** Set of tasks **
A - From the passage on the six core processes, copy the part that opens with the words containing "Contact with the" and closes with "much of it.".
B - In the passage on the six core processes, rewrite the paragraph beginning "Acceptance/expansion/willingness" more briefly, keeping its main facts.
C - Continue the passage on the six core processes, starting after its final sentence.

** Passage **
_____

The Six Core Processes are:
Defusion (as opposed to fusion) is about learning to step back and detach a little from our thoughts, including memories. Instead of getting carried away with our thoughts or struggling to control them we learn to let them come and go as if they are just cars passing by in the street outside our house. We step back and watch our thinking instead of getting tangled up in it. We see our thoughts for what they are – nothing more or less than words and pictures in our heads and we hold them lightly.
Acceptance/expansion/willingness (as opposed to experiential avoidance) means opening up and making room for difficult or painful feelings, sensations, urges and emotions. We drop the struggle with them, give them some breathing space and allow them to be as they are, instead of trying to suppress them or becoming overwhelmed by them, we open up and let them be. This doesn’t mean liking or wanting them, it simply means making room for them.
Contact with the present moment (as opposed to being lost in the past or the future). We humans tend to have difficulties staying in the present, so very often the skill we need to develop is consciously bringing our awareness to the here-and-now experience when we notice we are drifting off into our thoughts or operating on autopilot. This does not mean that it is inherently bad to be thinking about the past or the future, just that we can tend to do a bit too much of it.
Self as context (as opposed to over attachment to the conceptualised self). This is the space from which we can observe our experiences without being caught up in them, and come to understand that we are the context within which all of our experiences exist, the stories we tell ourselves about ourselves, others and the world (thoughts, feelings, sensations, memories). We are not our stories, our stories exist within the context of this observing self, which is separate and different from the sometimes noisy, chattering thinking self, more of an observing self.

_____

** Provided material **
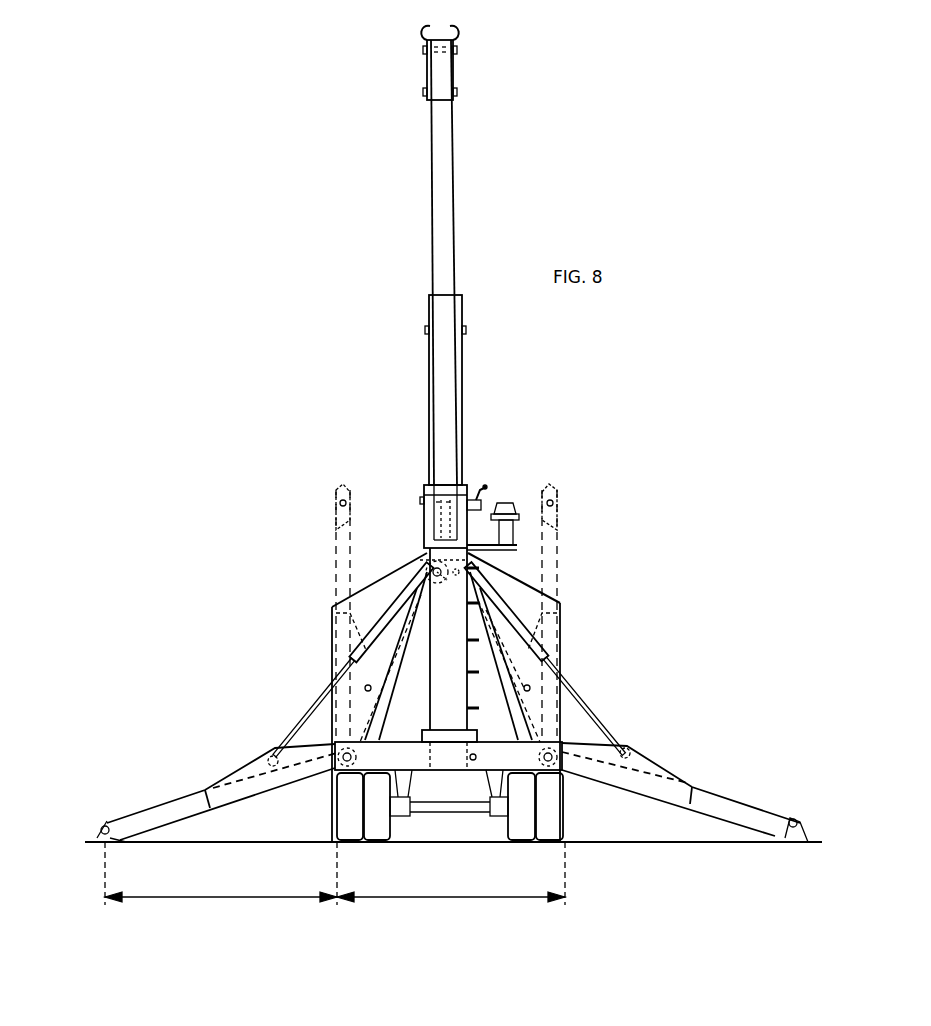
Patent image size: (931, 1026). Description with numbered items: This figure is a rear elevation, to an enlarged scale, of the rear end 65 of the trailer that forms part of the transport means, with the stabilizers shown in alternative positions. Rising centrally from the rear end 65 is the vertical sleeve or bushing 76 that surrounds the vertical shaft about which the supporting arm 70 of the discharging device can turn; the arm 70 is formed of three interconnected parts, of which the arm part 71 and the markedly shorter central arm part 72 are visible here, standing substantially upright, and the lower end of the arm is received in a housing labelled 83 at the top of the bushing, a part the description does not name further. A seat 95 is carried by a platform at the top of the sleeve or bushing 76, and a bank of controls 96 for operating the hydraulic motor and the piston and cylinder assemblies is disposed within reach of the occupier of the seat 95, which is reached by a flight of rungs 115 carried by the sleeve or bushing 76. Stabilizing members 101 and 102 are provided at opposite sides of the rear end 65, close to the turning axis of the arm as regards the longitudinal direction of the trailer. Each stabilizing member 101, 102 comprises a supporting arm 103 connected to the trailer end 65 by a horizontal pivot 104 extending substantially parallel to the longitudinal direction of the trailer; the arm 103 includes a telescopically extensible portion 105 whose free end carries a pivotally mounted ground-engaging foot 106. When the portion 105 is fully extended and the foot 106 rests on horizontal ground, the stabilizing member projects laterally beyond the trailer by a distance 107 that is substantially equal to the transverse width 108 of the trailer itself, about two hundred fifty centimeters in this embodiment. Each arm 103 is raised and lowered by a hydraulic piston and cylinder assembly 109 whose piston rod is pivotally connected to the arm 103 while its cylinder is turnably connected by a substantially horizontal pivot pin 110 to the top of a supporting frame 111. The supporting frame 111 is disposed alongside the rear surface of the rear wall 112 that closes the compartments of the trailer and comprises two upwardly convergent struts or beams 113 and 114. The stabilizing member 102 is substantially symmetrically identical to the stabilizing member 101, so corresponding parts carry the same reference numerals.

_____

** Answers provided **
A -
Contact with the present moment (as opposed to being lost in the past or the future). We humans tend to have difficulties staying in the present, so very often the skill we need to develop is consciously bringing our awareness to the here-and-now experience when we notice we are drifting off into our thoughts or operating on autopilot. This does not mean that it is inherently bad to be thinking about the past or the future, just that we can tend to do a bit too much of it.

B - Acceptance, also called expansion or willingness, is the opposite of experiential avoidance. It means opening up and making room for difficult or painful feelings, sensations, urges and emotions. We stop struggling with them, give them breathing space and let them be as they are, without suppressing them or being overwhelmed by them. This does not mean liking or wanting them, only making room for them.

C -
Values (as opposed to blundering through life without knowing what really matters to us). Values are freely chosen and describe who and how we want to be for our short time on this planet. Clarifying values is an essential step in creating a meaningful life. Values are commonly compared to a compass because they give us direction and guide our ongoing journey. They are not to be confused with goals or rigid rules about the things we feel we should, ought or must do. They are chosen willingly and they are what matters most to us, not anybody else.
Committed action (as opposed to inaction, impulsivity and avoidance) means taking effective action guided by our values. Knowing what matters is the start, but it is only via ongoing, values congruent action that life becomes rich, full and meaningful. In other words, life won’t be much of a journey if we just sit and look at the compass; we need to move ourselves in our chosen direction, even if that throws up unsettling emotions. So committed action means doing what it takes to live by our values, even if at times that brings up some pain or discomfort.
This is not a recipe for a life free of fear or sadness – there is no such life. It is a recipe for a meaningful life with some super useful mindfulness based techniques that might help the most difficult parts a little bit less so.